:: Records supplied ::
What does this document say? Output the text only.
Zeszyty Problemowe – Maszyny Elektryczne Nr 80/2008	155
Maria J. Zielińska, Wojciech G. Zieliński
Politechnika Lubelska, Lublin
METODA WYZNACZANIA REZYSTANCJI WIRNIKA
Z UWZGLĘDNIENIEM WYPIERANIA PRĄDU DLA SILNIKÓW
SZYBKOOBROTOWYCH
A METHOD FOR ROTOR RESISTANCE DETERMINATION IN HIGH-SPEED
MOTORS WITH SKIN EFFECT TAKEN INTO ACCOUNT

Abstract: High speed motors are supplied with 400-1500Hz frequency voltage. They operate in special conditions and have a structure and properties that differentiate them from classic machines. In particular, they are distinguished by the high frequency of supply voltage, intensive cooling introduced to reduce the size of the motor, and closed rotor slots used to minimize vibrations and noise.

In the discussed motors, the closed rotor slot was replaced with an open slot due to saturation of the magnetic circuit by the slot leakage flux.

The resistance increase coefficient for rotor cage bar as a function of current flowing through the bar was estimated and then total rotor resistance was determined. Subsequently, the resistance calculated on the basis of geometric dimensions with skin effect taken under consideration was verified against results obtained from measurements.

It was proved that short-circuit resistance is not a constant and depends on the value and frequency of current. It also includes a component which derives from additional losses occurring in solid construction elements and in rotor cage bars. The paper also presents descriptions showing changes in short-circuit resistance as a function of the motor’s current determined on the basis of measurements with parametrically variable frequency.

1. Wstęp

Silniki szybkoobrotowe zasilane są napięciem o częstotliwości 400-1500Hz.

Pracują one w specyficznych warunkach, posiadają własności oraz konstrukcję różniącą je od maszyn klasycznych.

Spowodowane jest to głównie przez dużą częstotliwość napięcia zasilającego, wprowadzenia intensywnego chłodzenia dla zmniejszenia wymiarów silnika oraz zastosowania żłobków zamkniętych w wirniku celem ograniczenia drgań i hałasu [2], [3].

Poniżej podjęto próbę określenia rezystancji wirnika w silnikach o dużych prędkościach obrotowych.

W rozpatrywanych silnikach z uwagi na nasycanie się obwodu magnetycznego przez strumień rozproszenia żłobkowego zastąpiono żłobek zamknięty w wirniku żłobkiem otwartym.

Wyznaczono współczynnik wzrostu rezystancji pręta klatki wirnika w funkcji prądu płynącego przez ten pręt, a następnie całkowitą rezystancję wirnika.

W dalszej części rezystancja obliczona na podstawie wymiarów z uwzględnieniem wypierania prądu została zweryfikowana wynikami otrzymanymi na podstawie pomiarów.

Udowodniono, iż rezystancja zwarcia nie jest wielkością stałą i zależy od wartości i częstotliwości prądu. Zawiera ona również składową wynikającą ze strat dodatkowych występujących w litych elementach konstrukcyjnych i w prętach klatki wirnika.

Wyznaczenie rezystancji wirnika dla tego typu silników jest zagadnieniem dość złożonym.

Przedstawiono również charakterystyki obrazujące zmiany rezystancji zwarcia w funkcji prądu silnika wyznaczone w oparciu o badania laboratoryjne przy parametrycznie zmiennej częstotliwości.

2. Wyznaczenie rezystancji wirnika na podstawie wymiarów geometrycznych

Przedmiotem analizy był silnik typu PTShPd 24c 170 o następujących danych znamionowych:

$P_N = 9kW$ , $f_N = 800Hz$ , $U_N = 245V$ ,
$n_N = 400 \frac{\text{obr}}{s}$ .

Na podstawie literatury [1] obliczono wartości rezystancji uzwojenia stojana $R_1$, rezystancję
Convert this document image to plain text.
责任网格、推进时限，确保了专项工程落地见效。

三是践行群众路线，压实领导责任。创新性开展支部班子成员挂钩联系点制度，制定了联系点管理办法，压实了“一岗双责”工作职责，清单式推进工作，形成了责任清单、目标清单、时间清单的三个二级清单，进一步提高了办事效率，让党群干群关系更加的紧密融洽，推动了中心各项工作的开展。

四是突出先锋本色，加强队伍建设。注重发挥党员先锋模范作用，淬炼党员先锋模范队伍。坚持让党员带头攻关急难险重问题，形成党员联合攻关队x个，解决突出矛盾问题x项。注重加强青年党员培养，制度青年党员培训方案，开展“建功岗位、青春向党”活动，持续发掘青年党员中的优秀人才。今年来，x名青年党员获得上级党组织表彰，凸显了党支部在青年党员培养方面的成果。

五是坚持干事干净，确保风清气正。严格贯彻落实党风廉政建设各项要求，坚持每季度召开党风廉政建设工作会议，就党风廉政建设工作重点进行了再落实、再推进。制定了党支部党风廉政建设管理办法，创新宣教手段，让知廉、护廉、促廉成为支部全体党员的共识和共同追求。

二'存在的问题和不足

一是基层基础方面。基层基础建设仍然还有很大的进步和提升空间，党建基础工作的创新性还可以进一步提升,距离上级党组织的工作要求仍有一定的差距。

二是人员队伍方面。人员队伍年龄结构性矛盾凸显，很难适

:: Exercise aim ::
Work out how many lines in the records above contain the word "silnikach", and give only that number.

:: Solution to the exercise ::
2